» Task description
Search the material for the string "Window", then return every line where it is found.

Dataset entries
• • •

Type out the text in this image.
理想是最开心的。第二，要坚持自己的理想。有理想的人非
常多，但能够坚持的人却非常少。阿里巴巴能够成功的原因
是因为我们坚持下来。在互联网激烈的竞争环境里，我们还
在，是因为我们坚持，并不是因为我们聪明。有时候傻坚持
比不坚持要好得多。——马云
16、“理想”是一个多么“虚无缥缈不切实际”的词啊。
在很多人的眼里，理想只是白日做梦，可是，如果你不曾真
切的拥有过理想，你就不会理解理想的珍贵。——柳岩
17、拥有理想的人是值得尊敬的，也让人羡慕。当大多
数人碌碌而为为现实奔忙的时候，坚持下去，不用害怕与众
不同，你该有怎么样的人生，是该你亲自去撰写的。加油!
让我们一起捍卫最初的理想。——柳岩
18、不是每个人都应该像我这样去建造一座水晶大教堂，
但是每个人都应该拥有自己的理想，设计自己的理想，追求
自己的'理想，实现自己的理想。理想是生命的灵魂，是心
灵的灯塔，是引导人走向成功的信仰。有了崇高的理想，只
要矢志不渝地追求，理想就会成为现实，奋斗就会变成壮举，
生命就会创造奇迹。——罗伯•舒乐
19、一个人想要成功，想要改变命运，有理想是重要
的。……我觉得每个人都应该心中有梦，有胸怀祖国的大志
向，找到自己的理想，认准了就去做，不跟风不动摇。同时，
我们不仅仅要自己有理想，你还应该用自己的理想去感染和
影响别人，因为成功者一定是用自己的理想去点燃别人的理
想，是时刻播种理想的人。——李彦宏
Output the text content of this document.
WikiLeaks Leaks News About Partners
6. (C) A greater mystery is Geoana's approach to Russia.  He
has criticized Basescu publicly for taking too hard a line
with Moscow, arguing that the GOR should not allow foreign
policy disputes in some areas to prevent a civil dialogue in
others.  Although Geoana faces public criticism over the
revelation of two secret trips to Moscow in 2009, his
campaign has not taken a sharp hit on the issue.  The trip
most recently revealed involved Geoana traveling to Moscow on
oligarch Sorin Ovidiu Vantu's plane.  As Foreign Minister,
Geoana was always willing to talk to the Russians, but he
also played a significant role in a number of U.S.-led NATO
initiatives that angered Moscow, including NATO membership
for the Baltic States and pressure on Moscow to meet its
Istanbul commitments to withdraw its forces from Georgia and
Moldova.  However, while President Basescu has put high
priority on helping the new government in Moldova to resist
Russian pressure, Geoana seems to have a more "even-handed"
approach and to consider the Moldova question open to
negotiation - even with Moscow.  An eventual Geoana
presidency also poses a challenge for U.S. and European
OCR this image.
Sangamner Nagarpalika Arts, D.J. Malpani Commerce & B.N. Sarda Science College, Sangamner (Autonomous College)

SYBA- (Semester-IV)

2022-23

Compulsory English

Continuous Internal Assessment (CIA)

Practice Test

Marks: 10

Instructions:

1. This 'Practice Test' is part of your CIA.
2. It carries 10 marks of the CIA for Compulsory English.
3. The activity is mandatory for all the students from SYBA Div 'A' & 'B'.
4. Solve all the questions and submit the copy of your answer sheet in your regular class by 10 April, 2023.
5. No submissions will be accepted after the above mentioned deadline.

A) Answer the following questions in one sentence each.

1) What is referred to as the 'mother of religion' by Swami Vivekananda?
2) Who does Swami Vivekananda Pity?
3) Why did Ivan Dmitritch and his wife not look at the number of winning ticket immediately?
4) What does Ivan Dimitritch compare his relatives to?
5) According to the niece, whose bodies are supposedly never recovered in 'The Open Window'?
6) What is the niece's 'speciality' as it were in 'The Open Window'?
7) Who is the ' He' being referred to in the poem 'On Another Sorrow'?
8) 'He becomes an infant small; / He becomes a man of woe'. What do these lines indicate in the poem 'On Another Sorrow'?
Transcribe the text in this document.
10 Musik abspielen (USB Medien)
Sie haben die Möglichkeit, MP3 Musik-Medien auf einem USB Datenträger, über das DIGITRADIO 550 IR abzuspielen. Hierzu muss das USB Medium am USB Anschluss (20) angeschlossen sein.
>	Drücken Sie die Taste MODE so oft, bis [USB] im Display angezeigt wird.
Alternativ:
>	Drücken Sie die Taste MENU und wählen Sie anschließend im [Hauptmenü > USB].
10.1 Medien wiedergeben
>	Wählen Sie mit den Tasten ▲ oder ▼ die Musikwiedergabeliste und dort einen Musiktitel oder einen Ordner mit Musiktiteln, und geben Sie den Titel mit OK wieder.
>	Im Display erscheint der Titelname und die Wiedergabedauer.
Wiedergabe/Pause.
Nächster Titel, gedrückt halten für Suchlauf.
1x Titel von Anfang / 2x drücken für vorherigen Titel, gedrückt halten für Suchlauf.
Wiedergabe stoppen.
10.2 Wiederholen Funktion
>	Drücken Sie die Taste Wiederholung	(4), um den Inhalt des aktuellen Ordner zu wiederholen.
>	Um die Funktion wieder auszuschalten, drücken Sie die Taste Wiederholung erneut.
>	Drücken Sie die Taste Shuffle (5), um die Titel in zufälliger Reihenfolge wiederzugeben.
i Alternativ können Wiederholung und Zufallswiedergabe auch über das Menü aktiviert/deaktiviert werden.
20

• • •

» Problem solution
5) According to the niece, whose bodies are supposedly never recovered in 'The Open Window'?
6) What is the niece's 'speciality' as it were in 'The Open Window'?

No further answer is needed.